╭─ Task material

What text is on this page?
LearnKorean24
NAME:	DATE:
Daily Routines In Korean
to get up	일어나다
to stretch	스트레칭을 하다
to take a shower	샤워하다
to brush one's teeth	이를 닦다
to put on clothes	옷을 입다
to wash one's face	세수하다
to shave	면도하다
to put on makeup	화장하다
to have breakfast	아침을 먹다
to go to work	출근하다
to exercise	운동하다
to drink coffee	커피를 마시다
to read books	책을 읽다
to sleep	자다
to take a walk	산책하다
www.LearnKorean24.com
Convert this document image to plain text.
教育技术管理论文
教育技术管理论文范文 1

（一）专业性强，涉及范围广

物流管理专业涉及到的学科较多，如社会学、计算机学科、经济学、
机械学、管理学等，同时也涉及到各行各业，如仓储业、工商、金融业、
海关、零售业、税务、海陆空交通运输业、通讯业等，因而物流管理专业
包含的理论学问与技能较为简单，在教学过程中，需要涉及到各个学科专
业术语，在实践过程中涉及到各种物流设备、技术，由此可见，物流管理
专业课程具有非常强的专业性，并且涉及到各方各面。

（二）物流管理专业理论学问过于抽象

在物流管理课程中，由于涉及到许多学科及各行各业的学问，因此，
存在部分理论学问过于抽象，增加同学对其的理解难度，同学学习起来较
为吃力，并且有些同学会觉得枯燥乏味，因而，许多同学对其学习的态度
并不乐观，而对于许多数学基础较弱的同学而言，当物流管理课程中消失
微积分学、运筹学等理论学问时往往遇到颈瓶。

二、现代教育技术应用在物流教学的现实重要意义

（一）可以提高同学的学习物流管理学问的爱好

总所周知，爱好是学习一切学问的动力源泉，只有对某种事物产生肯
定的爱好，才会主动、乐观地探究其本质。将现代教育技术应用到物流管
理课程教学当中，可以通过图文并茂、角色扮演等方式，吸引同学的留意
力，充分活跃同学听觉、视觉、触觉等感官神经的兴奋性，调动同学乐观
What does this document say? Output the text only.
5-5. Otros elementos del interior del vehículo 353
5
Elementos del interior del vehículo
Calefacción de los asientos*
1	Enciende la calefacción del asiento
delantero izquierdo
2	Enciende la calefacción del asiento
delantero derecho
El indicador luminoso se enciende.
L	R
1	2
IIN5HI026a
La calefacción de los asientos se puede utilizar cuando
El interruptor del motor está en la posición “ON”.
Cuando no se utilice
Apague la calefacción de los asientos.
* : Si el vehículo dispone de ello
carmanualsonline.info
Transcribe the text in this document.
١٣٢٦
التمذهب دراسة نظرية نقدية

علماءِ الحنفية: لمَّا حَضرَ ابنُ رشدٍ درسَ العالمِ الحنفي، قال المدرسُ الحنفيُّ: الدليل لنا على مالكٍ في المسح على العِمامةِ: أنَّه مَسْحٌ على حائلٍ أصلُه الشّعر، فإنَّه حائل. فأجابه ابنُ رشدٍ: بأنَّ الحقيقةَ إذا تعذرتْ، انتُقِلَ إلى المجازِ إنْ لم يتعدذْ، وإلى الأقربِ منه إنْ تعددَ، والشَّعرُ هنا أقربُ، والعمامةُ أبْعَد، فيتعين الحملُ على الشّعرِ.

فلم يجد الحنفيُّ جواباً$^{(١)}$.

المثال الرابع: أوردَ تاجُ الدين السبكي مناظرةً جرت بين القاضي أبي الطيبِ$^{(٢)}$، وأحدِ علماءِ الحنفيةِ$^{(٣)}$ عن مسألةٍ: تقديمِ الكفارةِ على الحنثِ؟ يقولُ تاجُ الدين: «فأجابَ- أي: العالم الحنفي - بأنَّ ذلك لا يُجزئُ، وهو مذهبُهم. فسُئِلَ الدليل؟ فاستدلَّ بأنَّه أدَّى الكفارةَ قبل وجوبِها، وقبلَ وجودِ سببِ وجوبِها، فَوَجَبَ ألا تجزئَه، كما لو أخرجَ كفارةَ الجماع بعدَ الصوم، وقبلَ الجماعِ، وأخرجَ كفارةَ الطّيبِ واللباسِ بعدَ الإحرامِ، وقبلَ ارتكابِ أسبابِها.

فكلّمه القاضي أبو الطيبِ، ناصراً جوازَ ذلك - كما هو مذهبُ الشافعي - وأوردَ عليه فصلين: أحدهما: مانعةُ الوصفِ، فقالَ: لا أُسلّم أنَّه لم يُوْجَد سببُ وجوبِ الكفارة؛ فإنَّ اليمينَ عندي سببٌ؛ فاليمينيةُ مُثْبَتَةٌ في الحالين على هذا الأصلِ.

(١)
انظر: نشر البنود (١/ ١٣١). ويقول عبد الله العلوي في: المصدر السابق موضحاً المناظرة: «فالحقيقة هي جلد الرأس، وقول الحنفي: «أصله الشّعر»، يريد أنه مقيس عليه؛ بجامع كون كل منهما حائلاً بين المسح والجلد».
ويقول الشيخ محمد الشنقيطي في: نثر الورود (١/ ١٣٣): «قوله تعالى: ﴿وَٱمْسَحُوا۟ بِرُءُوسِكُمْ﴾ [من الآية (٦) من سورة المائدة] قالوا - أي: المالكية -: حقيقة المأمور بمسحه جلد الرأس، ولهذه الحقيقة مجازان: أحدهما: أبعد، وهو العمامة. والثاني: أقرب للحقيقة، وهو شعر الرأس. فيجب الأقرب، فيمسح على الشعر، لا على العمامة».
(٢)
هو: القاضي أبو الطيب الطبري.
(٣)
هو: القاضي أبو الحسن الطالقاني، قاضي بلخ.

╰─

■ Exercise aim: Wherever "What" shows up in a line, copy that line.

■ Response to the task:
What text is on this page?
What does this document say? Output the text only.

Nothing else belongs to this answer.